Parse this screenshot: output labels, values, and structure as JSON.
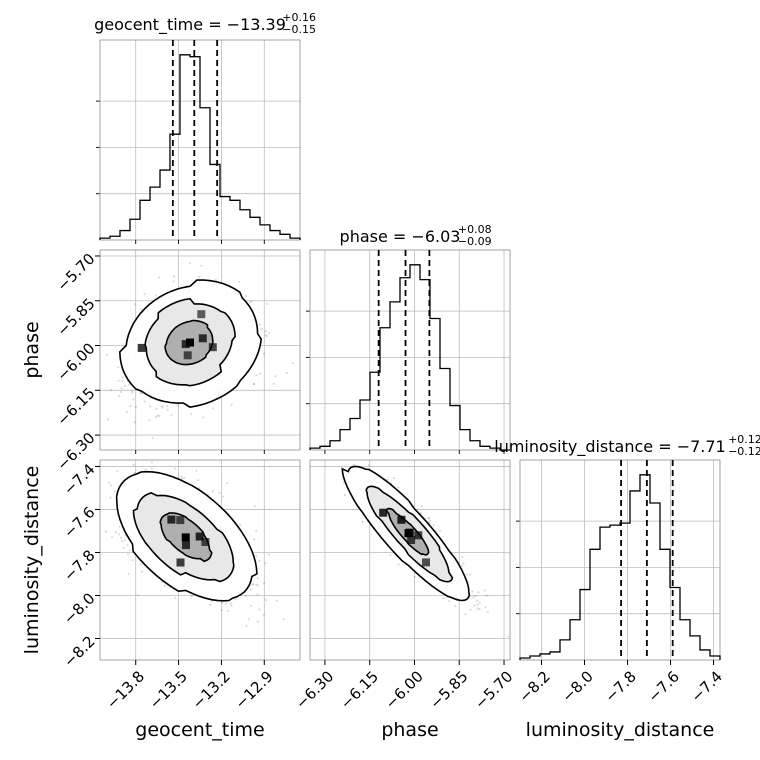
{
  "chart_data": {
    "type": "corner",
    "parameters": [
      "geocent_time",
      "phase",
      "luminosity_distance"
    ],
    "axis_labels": {
      "geocent_time": "geocent_time",
      "phase": "phase",
      "luminosity_distance": "luminosity_distance"
    },
    "ranges": {
      "geocent_time": [
        -14.05,
        -12.65
      ],
      "phase": [
        -6.35,
        -5.68
      ],
      "luminosity_distance": [
        -8.3,
        -7.37
      ]
    },
    "ticks": {
      "geocent_time": [
        -13.8,
        -13.5,
        -13.2,
        -12.9
      ],
      "phase": [
        -6.3,
        -6.15,
        -6.0,
        -5.85,
        -5.7
      ],
      "luminosity_distance": [
        -8.2,
        -8.0,
        -7.8,
        -7.6,
        -7.4
      ]
    },
    "tick_labels": {
      "geocent_time": [
        "−13.8",
        "−13.5",
        "−13.2",
        "−12.9"
      ],
      "phase": [
        "−6.30",
        "−6.15",
        "−6.00",
        "−5.85",
        "−5.70"
      ],
      "luminosity_distance": [
        "−8.2",
        "−8.0",
        "−7.8",
        "−7.6",
        "−7.4"
      ]
    },
    "titles": [
      {
        "param": "geocent_time",
        "text": "geocent_time = −13.39",
        "plus": "+0.16",
        "minus": "−0.15"
      },
      {
        "param": "phase",
        "text": "phase = −6.03",
        "plus": "+0.08",
        "minus": "−0.09"
      },
      {
        "param": "luminosity_distance",
        "text": "luminosity_distance = −7.71",
        "plus": "+0.12",
        "minus": "−0.12"
      }
    ],
    "quantiles": {
      "geocent_time": [
        -13.54,
        -13.39,
        -13.23
      ],
      "phase": [
        -6.12,
        -6.03,
        -5.95
      ],
      "luminosity_distance": [
        -7.83,
        -7.71,
        -7.59
      ]
    },
    "histograms": {
      "geocent_time": {
        "edges": [
          -14.05,
          -13.98,
          -13.91,
          -13.84,
          -13.77,
          -13.7,
          -13.63,
          -13.56,
          -13.49,
          -13.42,
          -13.35,
          -13.28,
          -13.21,
          -13.14,
          -13.07,
          -13.0,
          -12.93,
          -12.86,
          -12.79,
          -12.72,
          -12.65
        ],
        "counts": [
          1,
          2,
          5,
          11,
          21,
          28,
          37,
          56,
          98,
          97,
          70,
          40,
          23,
          21,
          16,
          12,
          8,
          5,
          3,
          1
        ]
      },
      "phase": {
        "edges": [
          -6.35,
          -6.3165,
          -6.283,
          -6.2495,
          -6.216,
          -6.1825,
          -6.149,
          -6.1155,
          -6.082,
          -6.0485,
          -6.015,
          -5.9815,
          -5.948,
          -5.9145,
          -5.881,
          -5.8475,
          -5.814,
          -5.7805,
          -5.747,
          -5.7135,
          -5.68
        ],
        "counts": [
          1,
          2,
          5,
          11,
          17,
          27,
          42,
          66,
          80,
          93,
          100,
          92,
          71,
          44,
          24,
          11,
          5,
          2,
          1,
          0
        ]
      },
      "luminosity_distance": {
        "edges": [
          -8.3,
          -8.2535,
          -8.207,
          -8.1605,
          -8.114,
          -8.0675,
          -8.021,
          -7.9745,
          -7.928,
          -7.8815,
          -7.835,
          -7.7885,
          -7.742,
          -7.6955,
          -7.649,
          -7.6025,
          -7.556,
          -7.5095,
          -7.463,
          -7.4165,
          -7.37
        ],
        "counts": [
          1,
          2,
          3,
          4,
          10,
          20,
          35,
          55,
          66,
          67,
          68,
          84,
          92,
          78,
          55,
          36,
          20,
          12,
          5,
          2
        ]
      }
    },
    "contours_2d": [
      {
        "x": "geocent_time",
        "y": "phase",
        "center": [
          -13.42,
          -5.99
        ],
        "shape": "roughly elliptical, elongated toward low geocent_time at phase about -6.1"
      },
      {
        "x": "geocent_time",
        "y": "luminosity_distance",
        "center": [
          -13.45,
          -7.73
        ],
        "shape": "anti-correlated, elongated toward high distance at low geocent_time"
      },
      {
        "x": "phase",
        "y": "luminosity_distance",
        "center": [
          -6.02,
          -7.71
        ],
        "shape": "strongly anti-correlated diagonal band"
      }
    ],
    "grid": true
  }
}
————
### [PROBLEM STATEMENT]
Quote every record above exactly, omitting any pictures they contain.

### [RESULT]
Parse this screenshot: output labels, values, and structure as JSON.
{
  "chart_data": {
    "type": "corner",
    "parameters": [
      "geocent_time",
      "phase",
      "luminosity_distance"
    ],
    "axis_labels": {
      "geocent_time": "geocent_time",
      "phase": "phase",
      "luminosity_distance": "luminosity_distance"
    },
    "ranges": {
      "geocent_time": [
        -14.05,
        -12.65
      ],
      "phase": [
        -6.35,
        -5.68
      ],
      "luminosity_distance": [
        -8.3,
        -7.37
      ]
    },
    "ticks": {
      "geocent_time": [
        -13.8,
        -13.5,
        -13.2,
        -12.9
      ],
      "phase": [
        -6.3,
        -6.15,
        -6.0,
        -5.85,
        -5.7
      ],
      "luminosity_distance": [
        -8.2,
        -8.0,
        -7.8,
        -7.6,
        -7.4
      ]
    },
    "tick_labels": {
      "geocent_time": [
        "−13.8",
        "−13.5",
        "−13.2",
        "−12.9"
      ],
      "phase": [
        "−6.30",
        "−6.15",
        "−6.00",
        "−5.85",
        "−5.70"
      ],
      "luminosity_distance": [
        "−8.2",
        "−8.0",
        "−7.8",
        "−7.6",
        "−7.4"
      ]
    },
    "titles": [
      {
        "param": "geocent_time",
        "text": "geocent_time = −13.39",
        "plus": "+0.16",
        "minus": "−0.15"
      },
      {
        "param": "phase",
        "text": "phase = −6.03",
        "plus": "+0.08",
        "minus": "−0.09"
      },
      {
        "param": "luminosity_distance",
        "text": "luminosity_distance = −7.71",
        "plus": "+0.12",
        "minus": "−0.12"
      }
    ],
    "quantiles": {
      "geocent_time": [
        -13.54,
        -13.39,
        -13.23
      ],
      "phase": [
        -6.12,
        -6.03,
        -5.95
      ],
      "luminosity_distance": [
        -7.83,
        -7.71,
        -7.59
      ]
    },
    "histograms": {
      "geocent_time": {
        "edges": [
          -14.05,
          -13.98,
          -13.91,
          -13.84,
          -13.77,
          -13.7,
          -13.63,
          -13.56,
          -13.49,
          -13.42,
          -13.35,
          -13.28,
          -13.21,
          -13.14,
          -13.07,
          -13.0,
          -12.93,
          -12.86,
          -12.79,
          -12.72,
          -12.65
        ],
        "counts": [
          1,
          2,
          5,
          11,
          21,
          28,
          37,
          56,
          98,
          97,
          70,
          40,
          23,
          21,
          16,
          12,
          8,
          5,
          3,
          1
        ]
      },
      "phase": {
        "edges": [
          -6.35,
          -6.3165,
          -6.283,
          -6.2495,
          -6.216,
          -6.1825,
          -6.149,
          -6.1155,
          -6.082,
          -6.0485,
          -6.015,
          -5.9815,
          -5.948,
          -5.9145,
          -5.881,
          -5.8475,
          -5.814,
          -5.7805,
          -5.747,
          -5.7135,
          -5.68
        ],
        "counts": [
          1,
          2,
          5,
          11,
          17,
          27,
          42,
          66,
          80,
          93,
          100,
          92,
          71,
          44,
          24,
          11,
          5,
          2,
          1,
          0
        ]
      },
      "luminosity_distance": {
        "edges": [
          -8.3,
          -8.2535,
          -8.207,
          -8.1605,
          -8.114,
          -8.0675,
          -8.021,
          -7.9745,
          -7.928,
          -7.8815,
          -7.835,
          -7.7885,
          -7.742,
          -7.6955,
          -7.649,
          -7.6025,
          -7.556,
          -7.5095,
          -7.463,
          -7.4165,
          -7.37
        ],
        "counts": [
          1,
          2,
          3,
          4,
          10,
          20,
          35,
          55,
          66,
          67,
          68,
          84,
          92,
          78,
          55,
          36,
          20,
          12,
          5,
          2
        ]
      }
    },
    "contours_2d": [
      {
        "x": "geocent_time",
        "y": "phase",
        "center": [
          -13.42,
          -5.99
        ],
        "shape": "roughly elliptical, elongated toward low geocent_time at phase about -6.1"
      },
      {
        "x": "geocent_time",
        "y": "luminosity_distance",
        "center": [
          -13.45,
          -7.73
        ],
        "shape": "anti-correlated, elongated toward high distance at low geocent_time"
      },
      {
        "x": "phase",
        "y": "luminosity_distance",
        "center": [
          -6.02,
          -7.71
        ],
        "shape": "strongly anti-correlated diagonal band"
      }
    ],
    "grid": true
  }
}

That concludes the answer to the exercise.